>> begin Data provided

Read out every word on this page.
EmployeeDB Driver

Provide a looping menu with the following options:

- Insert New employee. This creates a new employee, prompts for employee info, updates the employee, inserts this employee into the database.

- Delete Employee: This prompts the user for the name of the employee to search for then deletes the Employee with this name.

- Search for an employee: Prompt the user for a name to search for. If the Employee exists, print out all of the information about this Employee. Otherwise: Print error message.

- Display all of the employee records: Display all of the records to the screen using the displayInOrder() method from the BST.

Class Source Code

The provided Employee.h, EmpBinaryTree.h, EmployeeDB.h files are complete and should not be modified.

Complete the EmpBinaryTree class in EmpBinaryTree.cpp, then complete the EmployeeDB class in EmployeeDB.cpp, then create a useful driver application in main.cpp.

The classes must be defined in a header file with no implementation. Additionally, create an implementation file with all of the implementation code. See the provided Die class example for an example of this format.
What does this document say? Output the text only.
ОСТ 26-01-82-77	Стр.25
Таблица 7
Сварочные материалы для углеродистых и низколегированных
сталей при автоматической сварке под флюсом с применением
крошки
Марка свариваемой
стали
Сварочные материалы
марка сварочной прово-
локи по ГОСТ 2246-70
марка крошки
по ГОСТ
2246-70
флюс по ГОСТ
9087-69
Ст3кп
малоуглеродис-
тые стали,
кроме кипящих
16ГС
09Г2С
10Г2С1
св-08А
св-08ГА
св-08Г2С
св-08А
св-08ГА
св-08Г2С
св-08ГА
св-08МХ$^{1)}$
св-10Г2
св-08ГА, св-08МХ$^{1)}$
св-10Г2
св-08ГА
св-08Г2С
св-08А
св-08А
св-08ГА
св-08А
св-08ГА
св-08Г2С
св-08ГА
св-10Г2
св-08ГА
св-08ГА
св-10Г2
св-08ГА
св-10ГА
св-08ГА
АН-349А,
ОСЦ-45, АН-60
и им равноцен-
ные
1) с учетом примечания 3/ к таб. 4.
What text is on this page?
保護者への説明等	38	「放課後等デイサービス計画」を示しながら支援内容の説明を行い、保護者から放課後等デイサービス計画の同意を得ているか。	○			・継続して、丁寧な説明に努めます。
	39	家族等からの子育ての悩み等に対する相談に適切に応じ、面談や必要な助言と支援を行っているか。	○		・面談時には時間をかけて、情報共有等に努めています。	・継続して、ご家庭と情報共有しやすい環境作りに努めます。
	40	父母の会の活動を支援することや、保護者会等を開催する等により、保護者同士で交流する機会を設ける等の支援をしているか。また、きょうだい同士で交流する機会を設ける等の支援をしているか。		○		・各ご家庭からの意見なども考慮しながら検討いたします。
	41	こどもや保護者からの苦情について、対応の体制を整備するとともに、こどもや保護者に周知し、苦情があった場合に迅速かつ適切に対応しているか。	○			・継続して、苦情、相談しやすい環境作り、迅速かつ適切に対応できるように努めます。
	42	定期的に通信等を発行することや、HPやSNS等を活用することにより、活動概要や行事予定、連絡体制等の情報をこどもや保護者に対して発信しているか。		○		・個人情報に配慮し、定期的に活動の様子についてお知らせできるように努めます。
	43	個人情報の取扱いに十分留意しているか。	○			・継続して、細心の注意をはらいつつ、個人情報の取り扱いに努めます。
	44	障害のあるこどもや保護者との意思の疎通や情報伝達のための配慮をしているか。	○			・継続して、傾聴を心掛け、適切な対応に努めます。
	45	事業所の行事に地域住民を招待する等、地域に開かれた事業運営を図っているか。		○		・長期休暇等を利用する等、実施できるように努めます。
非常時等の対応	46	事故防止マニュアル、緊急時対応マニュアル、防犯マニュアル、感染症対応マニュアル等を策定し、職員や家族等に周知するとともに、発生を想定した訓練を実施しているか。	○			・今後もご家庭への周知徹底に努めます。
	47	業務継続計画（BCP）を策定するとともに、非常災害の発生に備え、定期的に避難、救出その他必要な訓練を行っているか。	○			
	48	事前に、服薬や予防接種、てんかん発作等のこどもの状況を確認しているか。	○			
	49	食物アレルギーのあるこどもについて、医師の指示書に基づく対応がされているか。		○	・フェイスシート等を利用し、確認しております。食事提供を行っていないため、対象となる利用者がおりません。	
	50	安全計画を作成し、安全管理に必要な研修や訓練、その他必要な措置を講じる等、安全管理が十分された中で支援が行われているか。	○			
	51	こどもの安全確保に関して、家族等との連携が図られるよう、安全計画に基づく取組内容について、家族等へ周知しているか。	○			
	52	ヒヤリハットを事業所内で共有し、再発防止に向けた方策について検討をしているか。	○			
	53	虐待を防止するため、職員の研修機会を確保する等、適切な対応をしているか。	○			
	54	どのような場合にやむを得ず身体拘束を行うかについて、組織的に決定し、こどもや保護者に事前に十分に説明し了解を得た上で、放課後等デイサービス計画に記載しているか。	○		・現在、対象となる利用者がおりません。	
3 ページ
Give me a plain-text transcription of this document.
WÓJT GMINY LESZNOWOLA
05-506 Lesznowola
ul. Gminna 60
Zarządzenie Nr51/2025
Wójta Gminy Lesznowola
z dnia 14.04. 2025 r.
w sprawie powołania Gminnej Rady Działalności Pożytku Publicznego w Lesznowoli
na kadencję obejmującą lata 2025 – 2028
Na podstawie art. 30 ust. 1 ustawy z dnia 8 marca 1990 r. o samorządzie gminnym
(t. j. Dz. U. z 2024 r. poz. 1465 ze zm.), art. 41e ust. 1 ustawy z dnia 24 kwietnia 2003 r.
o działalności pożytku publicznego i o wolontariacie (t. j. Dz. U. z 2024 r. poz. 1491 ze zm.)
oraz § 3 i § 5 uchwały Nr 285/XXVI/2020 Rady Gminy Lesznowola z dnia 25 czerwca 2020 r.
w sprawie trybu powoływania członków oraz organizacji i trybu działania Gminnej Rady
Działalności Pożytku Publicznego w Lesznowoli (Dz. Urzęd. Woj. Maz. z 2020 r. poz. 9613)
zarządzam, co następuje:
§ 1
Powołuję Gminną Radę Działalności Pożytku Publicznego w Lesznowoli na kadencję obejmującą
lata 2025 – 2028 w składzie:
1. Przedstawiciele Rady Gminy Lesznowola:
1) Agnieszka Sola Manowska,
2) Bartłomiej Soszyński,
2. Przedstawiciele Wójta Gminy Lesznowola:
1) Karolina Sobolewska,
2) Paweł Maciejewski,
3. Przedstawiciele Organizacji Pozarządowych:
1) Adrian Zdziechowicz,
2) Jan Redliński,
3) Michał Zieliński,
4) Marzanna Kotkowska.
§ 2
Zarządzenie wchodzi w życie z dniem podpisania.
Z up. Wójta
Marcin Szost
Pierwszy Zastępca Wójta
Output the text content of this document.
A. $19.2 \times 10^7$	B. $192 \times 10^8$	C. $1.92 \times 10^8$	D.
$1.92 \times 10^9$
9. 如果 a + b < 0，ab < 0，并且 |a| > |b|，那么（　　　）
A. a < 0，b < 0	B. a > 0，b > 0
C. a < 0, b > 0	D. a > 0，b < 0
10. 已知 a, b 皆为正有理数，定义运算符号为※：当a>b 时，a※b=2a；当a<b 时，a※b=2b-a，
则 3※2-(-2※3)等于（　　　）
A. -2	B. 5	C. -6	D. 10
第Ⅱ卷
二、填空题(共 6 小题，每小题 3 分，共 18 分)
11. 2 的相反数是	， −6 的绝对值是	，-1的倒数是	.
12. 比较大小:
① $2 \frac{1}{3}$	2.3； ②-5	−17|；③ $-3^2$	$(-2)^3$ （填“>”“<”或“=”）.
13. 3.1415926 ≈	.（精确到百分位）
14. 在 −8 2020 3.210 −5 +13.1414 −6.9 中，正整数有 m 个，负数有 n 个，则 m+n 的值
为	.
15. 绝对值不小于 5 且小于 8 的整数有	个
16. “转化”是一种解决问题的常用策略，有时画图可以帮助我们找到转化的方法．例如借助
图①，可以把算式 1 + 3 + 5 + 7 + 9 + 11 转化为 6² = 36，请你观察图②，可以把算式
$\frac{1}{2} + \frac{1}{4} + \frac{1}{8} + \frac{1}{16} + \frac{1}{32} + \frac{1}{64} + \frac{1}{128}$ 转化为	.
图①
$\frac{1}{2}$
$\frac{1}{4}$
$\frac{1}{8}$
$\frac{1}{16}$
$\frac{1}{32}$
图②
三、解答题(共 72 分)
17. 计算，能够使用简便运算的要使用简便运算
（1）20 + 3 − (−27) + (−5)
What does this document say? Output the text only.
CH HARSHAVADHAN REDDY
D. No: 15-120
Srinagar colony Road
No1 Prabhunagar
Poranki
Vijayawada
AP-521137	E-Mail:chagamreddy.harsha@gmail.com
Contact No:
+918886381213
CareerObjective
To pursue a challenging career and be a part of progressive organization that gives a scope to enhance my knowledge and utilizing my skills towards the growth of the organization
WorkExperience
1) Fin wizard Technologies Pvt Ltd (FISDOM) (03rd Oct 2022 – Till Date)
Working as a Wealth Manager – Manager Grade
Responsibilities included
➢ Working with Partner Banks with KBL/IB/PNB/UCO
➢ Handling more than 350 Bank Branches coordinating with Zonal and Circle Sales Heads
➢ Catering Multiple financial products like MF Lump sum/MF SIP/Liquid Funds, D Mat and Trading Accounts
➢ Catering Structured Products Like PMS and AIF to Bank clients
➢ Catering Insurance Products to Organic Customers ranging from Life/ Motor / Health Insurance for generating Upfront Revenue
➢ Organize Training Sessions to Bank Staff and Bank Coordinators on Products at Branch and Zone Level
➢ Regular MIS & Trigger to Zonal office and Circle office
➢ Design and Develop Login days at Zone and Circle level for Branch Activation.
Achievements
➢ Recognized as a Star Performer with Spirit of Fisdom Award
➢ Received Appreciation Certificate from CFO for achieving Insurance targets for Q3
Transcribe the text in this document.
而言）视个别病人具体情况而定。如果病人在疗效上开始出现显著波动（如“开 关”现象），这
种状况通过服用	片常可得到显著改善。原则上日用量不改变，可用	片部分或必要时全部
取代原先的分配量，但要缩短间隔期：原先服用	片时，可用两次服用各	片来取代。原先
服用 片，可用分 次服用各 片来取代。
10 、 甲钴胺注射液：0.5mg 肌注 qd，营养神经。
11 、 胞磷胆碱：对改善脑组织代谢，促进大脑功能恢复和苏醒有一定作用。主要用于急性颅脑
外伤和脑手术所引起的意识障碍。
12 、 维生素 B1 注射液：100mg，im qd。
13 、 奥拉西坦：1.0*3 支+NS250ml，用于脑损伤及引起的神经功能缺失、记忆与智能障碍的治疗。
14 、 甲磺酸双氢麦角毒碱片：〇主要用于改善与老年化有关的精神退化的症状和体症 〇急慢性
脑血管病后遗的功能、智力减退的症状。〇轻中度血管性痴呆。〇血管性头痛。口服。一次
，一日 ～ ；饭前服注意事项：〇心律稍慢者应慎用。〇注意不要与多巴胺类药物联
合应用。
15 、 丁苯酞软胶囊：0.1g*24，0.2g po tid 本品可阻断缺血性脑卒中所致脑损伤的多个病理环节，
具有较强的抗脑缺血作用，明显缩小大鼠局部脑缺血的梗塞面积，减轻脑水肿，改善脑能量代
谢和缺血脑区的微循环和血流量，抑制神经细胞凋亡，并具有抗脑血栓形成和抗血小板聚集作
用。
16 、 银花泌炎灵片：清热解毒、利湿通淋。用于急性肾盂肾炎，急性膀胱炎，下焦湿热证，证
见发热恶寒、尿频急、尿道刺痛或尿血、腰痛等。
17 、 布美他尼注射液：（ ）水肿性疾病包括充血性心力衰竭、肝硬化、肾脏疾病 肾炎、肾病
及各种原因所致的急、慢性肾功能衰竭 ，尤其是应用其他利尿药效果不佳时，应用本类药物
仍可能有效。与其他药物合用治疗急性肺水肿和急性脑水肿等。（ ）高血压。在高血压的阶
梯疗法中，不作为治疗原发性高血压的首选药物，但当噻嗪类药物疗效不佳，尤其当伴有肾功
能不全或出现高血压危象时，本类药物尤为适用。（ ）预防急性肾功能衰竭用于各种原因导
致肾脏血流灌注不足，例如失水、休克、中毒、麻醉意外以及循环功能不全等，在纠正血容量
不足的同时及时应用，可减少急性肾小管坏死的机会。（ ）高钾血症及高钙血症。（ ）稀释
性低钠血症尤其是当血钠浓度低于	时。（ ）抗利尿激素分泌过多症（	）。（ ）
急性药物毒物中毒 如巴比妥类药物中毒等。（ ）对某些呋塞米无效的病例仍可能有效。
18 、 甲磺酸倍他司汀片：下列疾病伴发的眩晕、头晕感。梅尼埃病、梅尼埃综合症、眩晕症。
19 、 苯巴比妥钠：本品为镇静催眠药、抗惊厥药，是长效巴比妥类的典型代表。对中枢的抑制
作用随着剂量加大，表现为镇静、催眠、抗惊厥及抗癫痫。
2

>> end Data provided

* Brief *
Scan the listing above and identify each line holding the string "Rady"; copy every such line.

* Finished answer *
w sprawie powołania Gminnej Rady Działalności Pożytku Publicznego w Lesznowoli
oraz § 3 i § 5 uchwały Nr 285/XXVI/2020 Rady Gminy Lesznowola z dnia 25 czerwca 2020 r.
w sprawie trybu powoływania członków oraz organizacji i trybu działania Gminnej Rady
1. Przedstawiciele Rady Gminy Lesznowola:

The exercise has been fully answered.